| Set task |
Every entry here needs to be repeated exactly.

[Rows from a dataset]
-----
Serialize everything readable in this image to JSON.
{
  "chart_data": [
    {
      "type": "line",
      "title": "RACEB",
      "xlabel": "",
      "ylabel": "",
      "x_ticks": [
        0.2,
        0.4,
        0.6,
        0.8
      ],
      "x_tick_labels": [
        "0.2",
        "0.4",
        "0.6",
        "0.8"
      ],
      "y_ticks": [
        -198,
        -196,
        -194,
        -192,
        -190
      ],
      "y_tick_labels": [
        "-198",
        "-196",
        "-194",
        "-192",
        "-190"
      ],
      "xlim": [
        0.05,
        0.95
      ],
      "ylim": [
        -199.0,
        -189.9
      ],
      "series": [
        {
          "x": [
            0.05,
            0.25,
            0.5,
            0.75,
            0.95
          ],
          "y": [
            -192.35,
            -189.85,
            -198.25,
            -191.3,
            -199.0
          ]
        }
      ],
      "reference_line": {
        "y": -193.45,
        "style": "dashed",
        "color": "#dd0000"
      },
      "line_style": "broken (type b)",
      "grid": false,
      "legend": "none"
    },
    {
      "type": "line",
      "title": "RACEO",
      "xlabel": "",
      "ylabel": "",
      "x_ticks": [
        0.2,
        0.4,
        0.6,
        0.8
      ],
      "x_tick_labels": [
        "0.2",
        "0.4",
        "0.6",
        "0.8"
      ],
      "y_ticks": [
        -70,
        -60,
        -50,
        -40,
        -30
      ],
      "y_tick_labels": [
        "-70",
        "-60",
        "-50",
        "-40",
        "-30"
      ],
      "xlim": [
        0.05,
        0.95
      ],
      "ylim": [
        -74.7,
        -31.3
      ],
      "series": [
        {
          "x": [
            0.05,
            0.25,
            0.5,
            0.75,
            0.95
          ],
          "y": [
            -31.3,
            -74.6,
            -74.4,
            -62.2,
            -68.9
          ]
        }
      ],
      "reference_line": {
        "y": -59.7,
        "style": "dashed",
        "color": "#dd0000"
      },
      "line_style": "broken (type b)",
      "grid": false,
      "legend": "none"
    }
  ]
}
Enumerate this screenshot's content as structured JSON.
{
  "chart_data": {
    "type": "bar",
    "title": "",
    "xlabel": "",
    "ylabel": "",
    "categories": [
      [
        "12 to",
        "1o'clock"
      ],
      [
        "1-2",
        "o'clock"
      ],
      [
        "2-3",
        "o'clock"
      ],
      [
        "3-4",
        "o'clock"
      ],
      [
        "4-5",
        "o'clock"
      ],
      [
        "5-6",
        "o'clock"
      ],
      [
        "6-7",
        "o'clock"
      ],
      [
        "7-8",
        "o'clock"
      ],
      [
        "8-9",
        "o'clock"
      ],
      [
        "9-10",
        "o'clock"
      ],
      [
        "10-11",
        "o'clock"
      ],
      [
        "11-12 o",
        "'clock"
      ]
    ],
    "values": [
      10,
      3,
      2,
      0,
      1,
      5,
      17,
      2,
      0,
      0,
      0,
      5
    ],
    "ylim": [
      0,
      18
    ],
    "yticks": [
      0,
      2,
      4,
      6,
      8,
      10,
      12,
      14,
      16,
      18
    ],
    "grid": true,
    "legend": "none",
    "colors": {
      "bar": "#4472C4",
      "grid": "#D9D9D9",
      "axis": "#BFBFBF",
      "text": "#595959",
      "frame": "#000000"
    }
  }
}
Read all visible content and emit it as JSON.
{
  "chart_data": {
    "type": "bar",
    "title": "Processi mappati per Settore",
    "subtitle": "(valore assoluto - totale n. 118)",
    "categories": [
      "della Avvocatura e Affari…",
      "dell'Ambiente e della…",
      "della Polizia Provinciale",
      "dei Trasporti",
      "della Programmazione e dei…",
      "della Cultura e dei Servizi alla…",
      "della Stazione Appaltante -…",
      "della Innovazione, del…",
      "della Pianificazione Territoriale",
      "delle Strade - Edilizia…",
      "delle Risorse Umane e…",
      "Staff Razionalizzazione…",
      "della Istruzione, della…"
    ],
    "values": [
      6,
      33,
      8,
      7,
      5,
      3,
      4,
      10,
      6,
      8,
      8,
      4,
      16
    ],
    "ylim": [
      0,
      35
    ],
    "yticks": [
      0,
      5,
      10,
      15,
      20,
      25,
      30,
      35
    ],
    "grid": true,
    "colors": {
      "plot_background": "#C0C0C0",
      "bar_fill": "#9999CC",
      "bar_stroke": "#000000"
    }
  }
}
-----
| Correct response |
Serialize everything readable in this image to JSON.
{
  "chart_data": [
    {
      "type": "line",
      "title": "RACEB",
      "xlabel": "",
      "ylabel": "",
      "x_ticks": [
        0.2,
        0.4,
        0.6,
        0.8
      ],
      "x_tick_labels": [
        "0.2",
        "0.4",
        "0.6",
        "0.8"
      ],
      "y_ticks": [
        -198,
        -196,
        -194,
        -192,
        -190
      ],
      "y_tick_labels": [
        "-198",
        "-196",
        "-194",
        "-192",
        "-190"
      ],
      "xlim": [
        0.05,
        0.95
      ],
      "ylim": [
        -199.0,
        -189.9
      ],
      "series": [
        {
          "x": [
            0.05,
            0.25,
            0.5,
            0.75,
            0.95
          ],
          "y": [
            -192.35,
            -189.85,
            -198.25,
            -191.3,
            -199.0
          ]
        }
      ],
      "reference_line": {
        "y": -193.45,
        "style": "dashed",
        "color": "#dd0000"
      },
      "line_style": "broken (type b)",
      "grid": false,
      "legend": "none"
    },
    {
      "type": "line",
      "title": "RACEO",
      "xlabel": "",
      "ylabel": "",
      "x_ticks": [
        0.2,
        0.4,
        0.6,
        0.8
      ],
      "x_tick_labels": [
        "0.2",
        "0.4",
        "0.6",
        "0.8"
      ],
      "y_ticks": [
        -70,
        -60,
        -50,
        -40,
        -30
      ],
      "y_tick_labels": [
        "-70",
        "-60",
        "-50",
        "-40",
        "-30"
      ],
      "xlim": [
        0.05,
        0.95
      ],
      "ylim": [
        -74.7,
        -31.3
      ],
      "series": [
        {
          "x": [
            0.05,
            0.25,
            0.5,
            0.75,
            0.95
          ],
          "y": [
            -31.3,
            -74.6,
            -74.4,
            -62.2,
            -68.9
          ]
        }
      ],
      "reference_line": {
        "y": -59.7,
        "style": "dashed",
        "color": "#dd0000"
      },
      "line_style": "broken (type b)",
      "grid": false,
      "legend": "none"
    }
  ]
}
Enumerate this screenshot's content as structured JSON.
{
  "chart_data": {
    "type": "bar",
    "title": "",
    "xlabel": "",
    "ylabel": "",
    "categories": [
      [
        "12 to",
        "1o'clock"
      ],
      [
        "1-2",
        "o'clock"
      ],
      [
        "2-3",
        "o'clock"
      ],
      [
        "3-4",
        "o'clock"
      ],
      [
        "4-5",
        "o'clock"
      ],
      [
        "5-6",
        "o'clock"
      ],
      [
        "6-7",
        "o'clock"
      ],
      [
        "7-8",
        "o'clock"
      ],
      [
        "8-9",
        "o'clock"
      ],
      [
        "9-10",
        "o'clock"
      ],
      [
        "10-11",
        "o'clock"
      ],
      [
        "11-12 o",
        "'clock"
      ]
    ],
    "values": [
      10,
      3,
      2,
      0,
      1,
      5,
      17,
      2,
      0,
      0,
      0,
      5
    ],
    "ylim": [
      0,
      18
    ],
    "yticks": [
      0,
      2,
      4,
      6,
      8,
      10,
      12,
      14,
      16,
      18
    ],
    "grid": true,
    "legend": "none",
    "colors": {
      "bar": "#4472C4",
      "grid": "#D9D9D9",
      "axis": "#BFBFBF",
      "text": "#595959",
      "frame": "#000000"
    }
  }
}
Read all visible content and emit it as JSON.
{
  "chart_data": {
    "type": "bar",
    "title": "Processi mappati per Settore",
    "subtitle": "(valore assoluto - totale n. 118)",
    "categories": [
      "della Avvocatura e Affari…",
      "dell'Ambiente e della…",
      "della Polizia Provinciale",
      "dei Trasporti",
      "della Programmazione e dei…",
      "della Cultura e dei Servizi alla…",
      "della Stazione Appaltante -…",
      "della Innovazione, del…",
      "della Pianificazione Territoriale",
      "delle Strade - Edilizia…",
      "delle Risorse Umane e…",
      "Staff Razionalizzazione…",
      "della Istruzione, della…"
    ],
    "values": [
      6,
      33,
      8,
      7,
      5,
      3,
      4,
      10,
      6,
      8,
      8,
      4,
      16
    ],
    "ylim": [
      0,
      35
    ],
    "yticks": [
      0,
      5,
      10,
      15,
      20,
      25,
      30,
      35
    ],
    "grid": true,
    "colors": {
      "plot_background": "#C0C0C0",
      "bar_fill": "#9999CC",
      "bar_stroke": "#000000"
    }
  }
}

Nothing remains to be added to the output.